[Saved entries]
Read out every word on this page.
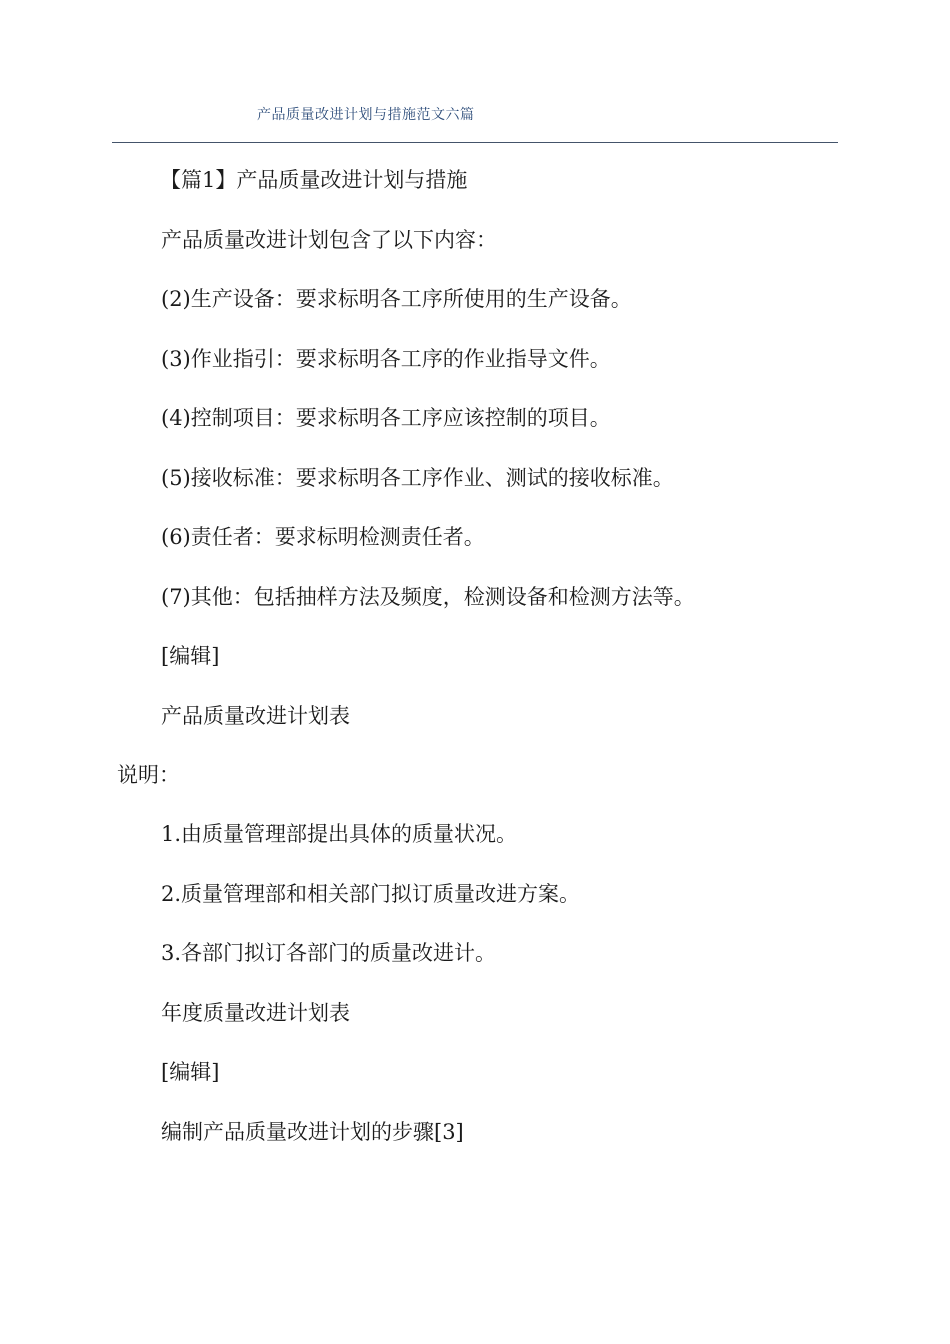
产品质量改进计划与措施范文六篇
【篇1】产品质量改进计划与措施
产品质量改进计划包含了以下内容：
(2)生产设备：要求标明各工序所使用的生产设备。
(3)作业指引：要求标明各工序的作业指导文件。
(4)控制项目：要求标明各工序应该控制的项目。
(5)接收标准：要求标明各工序作业、测试的接收标准。
(6)责任者：要求标明检测责任者。
(7)其他：包括抽样方法及频度，检测设备和检测方法等。
[编辑]
产品质量改进计划表
说明：
1.由质量管理部提出具体的质量状况。
2.质量管理部和相关部门拟订质量改进方案。
3.各部门拟订各部门的质量改进计。
年度质量改进计划表
[编辑]
编制产品质量改进计划的步骤[3]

### BRIEF:
Write out every entry again word for word, without any of the pictures.

### OUTPUT FOR THIS EXERCISE:
Read out every word on this page.
产品质量改进计划与措施范文六篇
【篇1】产品质量改进计划与措施
产品质量改进计划包含了以下内容：
(2)生产设备：要求标明各工序所使用的生产设备。
(3)作业指引：要求标明各工序的作业指导文件。
(4)控制项目：要求标明各工序应该控制的项目。
(5)接收标准：要求标明各工序作业、测试的接收标准。
(6)责任者：要求标明检测责任者。
(7)其他：包括抽样方法及频度，检测设备和检测方法等。
[编辑]
产品质量改进计划表
说明：
1.由质量管理部提出具体的质量状况。
2.质量管理部和相关部门拟订质量改进方案。
3.各部门拟订各部门的质量改进计。
年度质量改进计划表
[编辑]
编制产品质量改进计划的步骤[3]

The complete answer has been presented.